═══ Data shown

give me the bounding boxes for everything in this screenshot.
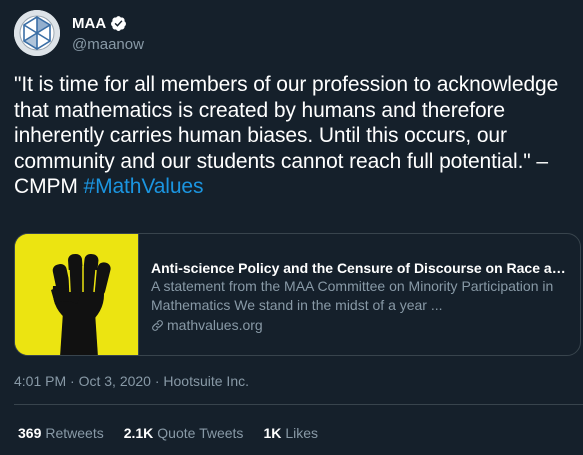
likes-count: 1K	[263, 425, 282, 441]
quote-tweets-label: Quote Tweets	[157, 425, 244, 441]
quote-tweets-stat[interactable]: 2.1K Quote Tweets	[124, 425, 244, 441]
retweets-label: Retweets	[45, 425, 104, 441]
link-icon	[152, 319, 163, 331]
likes-stat[interactable]: 1K Likes	[263, 425, 318, 441]
tweet: MAA @maanow "It is time for all members …	[0, 0, 583, 455]
tweet-text: "It is time for all members of our profe…	[14, 72, 583, 200]
link-card[interactable]: Anti-science Policy and the Censure of D…	[14, 233, 581, 356]
divider-top	[14, 404, 583, 405]
handle[interactable]: @maanow	[72, 36, 144, 53]
card-domain: mathvalues.org	[151, 317, 568, 333]
card-body: Anti-science Policy and the Censure of D…	[139, 234, 580, 355]
display-name[interactable]: MAA	[72, 15, 106, 32]
card-domain-text: mathvalues.org	[167, 317, 263, 333]
quote-tweets-count: 2.1K	[123, 425, 154, 441]
verified-badge-icon	[111, 15, 127, 31]
raised-fist-icon	[15, 234, 138, 355]
card-title: Anti-science Policy and the Censure of D…	[151, 260, 568, 276]
tweet-timestamp-source[interactable]: 4:01 PM · Oct 3, 2020 · Hootsuite Inc.	[14, 373, 249, 389]
tweet-header: MAA @maanow	[14, 10, 144, 56]
maa-logo-icon	[14, 10, 60, 56]
hashtag-link[interactable]: #MathValues	[84, 175, 204, 198]
likes-label: Likes	[285, 425, 319, 441]
retweets-stat[interactable]: 369 Retweets	[18, 425, 104, 441]
tweet-stats: 369 Retweets 2.1K Quote Tweets 1K Likes	[18, 425, 338, 441]
avatar[interactable]	[14, 10, 60, 56]
retweets-count: 369	[18, 425, 42, 441]
account-names: MAA @maanow	[72, 13, 144, 54]
card-description: A statement from the MAA Committee on Mi…	[151, 278, 554, 313]
card-thumbnail	[15, 234, 139, 355]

══════

> _The task_: Gather every line from the entries above that contains the word "members", and copy each one in full.

> _Exercise answer_:
tweet: MAA @maanow "It is time for all members …	[0, 0, 583, 455]
tweet-text: "It is time for all members of our profe…	[14, 72, 583, 200]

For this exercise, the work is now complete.